Work instructions
Each entry must be reproduced precisely as it stands.
____ Data shown
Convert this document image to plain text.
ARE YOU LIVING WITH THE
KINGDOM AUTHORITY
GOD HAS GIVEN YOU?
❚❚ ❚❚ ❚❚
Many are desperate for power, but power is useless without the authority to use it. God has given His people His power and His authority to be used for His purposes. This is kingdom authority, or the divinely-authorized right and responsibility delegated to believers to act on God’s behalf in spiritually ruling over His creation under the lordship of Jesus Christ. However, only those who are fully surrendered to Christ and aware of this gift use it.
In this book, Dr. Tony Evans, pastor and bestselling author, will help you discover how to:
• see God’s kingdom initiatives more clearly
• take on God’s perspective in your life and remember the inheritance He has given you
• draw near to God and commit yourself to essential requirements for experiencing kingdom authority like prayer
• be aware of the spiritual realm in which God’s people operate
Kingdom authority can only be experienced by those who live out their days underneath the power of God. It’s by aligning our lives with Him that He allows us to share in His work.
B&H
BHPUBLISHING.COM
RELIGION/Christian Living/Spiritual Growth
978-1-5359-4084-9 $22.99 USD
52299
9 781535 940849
________
Reply to the exercise
Convert this document image to plain text.
ARE YOU LIVING WITH THE
KINGDOM AUTHORITY
GOD HAS GIVEN YOU?
❚❚ ❚❚ ❚❚
Many are desperate for power, but power is useless without the authority to use it. God has given His people His power and His authority to be used for His purposes. This is kingdom authority, or the divinely-authorized right and responsibility delegated to believers to act on God’s behalf in spiritually ruling over His creation under the lordship of Jesus Christ. However, only those who are fully surrendered to Christ and aware of this gift use it.
In this book, Dr. Tony Evans, pastor and bestselling author, will help you discover how to:
• see God’s kingdom initiatives more clearly
• take on God’s perspective in your life and remember the inheritance He has given you
• draw near to God and commit yourself to essential requirements for experiencing kingdom authority like prayer
• be aware of the spiritual realm in which God’s people operate
Kingdom authority can only be experienced by those who live out their days underneath the power of God. It’s by aligning our lives with Him that He allows us to share in His work.
B&H
BHPUBLISHING.COM
RELIGION/Christian Living/Spiritual Growth
978-1-5359-4084-9 $22.99 USD
52299
9 781535 940849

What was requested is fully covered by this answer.